------ DATASET ENTRIES ------

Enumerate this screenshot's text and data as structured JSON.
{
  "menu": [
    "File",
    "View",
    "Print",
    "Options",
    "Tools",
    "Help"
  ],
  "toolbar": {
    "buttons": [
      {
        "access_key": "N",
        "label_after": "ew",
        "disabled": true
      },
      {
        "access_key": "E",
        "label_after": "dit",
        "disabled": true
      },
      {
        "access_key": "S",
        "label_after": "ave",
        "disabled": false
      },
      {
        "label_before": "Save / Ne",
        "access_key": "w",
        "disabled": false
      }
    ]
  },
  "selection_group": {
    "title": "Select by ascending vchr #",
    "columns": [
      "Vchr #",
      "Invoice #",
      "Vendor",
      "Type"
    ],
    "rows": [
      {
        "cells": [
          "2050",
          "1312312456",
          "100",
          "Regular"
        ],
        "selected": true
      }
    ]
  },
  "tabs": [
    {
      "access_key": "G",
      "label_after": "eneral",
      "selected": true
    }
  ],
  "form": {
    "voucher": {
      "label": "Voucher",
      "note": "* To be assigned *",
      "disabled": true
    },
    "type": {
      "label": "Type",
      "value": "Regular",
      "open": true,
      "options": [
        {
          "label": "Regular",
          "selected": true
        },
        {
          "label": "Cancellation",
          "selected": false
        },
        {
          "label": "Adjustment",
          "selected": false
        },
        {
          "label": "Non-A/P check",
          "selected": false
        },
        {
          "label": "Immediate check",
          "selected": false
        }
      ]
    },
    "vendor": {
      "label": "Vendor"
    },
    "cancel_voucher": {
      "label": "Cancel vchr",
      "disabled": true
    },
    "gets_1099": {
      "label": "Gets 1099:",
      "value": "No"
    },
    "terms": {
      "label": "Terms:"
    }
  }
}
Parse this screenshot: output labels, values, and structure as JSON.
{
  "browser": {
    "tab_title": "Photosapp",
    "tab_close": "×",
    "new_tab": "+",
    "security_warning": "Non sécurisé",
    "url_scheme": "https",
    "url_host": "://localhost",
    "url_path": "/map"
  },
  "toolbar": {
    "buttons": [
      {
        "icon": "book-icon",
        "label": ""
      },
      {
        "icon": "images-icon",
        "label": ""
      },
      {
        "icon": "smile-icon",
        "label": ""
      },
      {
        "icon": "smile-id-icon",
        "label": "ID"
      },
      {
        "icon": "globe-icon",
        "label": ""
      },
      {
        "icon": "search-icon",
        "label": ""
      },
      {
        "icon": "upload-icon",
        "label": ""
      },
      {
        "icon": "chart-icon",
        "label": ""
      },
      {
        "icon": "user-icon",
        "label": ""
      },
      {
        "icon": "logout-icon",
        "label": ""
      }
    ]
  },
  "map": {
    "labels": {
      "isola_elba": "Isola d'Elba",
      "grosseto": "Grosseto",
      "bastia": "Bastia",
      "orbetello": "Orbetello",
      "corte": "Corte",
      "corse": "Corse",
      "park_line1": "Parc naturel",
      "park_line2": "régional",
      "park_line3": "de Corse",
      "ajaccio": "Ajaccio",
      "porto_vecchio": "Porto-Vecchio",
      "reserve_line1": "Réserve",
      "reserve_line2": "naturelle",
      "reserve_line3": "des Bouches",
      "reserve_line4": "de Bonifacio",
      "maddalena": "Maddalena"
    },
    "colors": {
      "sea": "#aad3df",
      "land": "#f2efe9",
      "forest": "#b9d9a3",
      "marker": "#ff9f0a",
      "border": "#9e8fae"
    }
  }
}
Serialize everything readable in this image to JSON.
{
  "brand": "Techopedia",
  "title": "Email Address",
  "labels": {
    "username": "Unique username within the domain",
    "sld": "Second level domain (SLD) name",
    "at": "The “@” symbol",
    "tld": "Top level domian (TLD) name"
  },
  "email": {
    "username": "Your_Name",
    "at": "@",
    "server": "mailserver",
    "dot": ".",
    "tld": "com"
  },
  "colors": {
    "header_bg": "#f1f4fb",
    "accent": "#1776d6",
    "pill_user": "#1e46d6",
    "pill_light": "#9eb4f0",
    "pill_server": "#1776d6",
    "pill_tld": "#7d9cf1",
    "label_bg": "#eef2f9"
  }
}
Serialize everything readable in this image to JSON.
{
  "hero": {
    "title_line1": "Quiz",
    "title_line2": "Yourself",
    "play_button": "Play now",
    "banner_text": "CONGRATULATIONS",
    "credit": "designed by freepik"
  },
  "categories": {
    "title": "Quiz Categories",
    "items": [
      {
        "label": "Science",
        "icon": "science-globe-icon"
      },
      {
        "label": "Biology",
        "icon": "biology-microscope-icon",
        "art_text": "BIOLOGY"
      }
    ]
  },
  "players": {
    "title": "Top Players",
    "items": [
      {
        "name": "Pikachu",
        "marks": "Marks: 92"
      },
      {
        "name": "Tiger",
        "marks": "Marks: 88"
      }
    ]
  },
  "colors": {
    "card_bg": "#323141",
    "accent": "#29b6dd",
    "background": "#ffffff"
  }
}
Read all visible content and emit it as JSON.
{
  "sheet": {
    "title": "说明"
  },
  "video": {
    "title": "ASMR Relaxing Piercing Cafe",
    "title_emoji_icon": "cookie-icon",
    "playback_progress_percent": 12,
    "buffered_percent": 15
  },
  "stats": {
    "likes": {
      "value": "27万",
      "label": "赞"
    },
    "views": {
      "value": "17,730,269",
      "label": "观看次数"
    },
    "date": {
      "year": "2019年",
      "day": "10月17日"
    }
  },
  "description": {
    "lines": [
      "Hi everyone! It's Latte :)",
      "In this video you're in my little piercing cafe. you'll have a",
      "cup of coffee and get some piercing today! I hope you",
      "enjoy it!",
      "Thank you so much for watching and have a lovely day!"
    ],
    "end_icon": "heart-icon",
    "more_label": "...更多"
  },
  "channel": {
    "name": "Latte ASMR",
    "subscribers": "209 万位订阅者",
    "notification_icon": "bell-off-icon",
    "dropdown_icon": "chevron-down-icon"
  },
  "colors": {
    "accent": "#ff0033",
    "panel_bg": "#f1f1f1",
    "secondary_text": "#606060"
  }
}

------

◆ WHAT THIS TASK INVOLVES ◆
Locate the word "labels" in the data above. Copy every line carrying it.

◆ EXERCISE SOLUTION ◆
Parse this screenshot: output labels, values, and structure as JSON.
    "labels": {
  "labels": {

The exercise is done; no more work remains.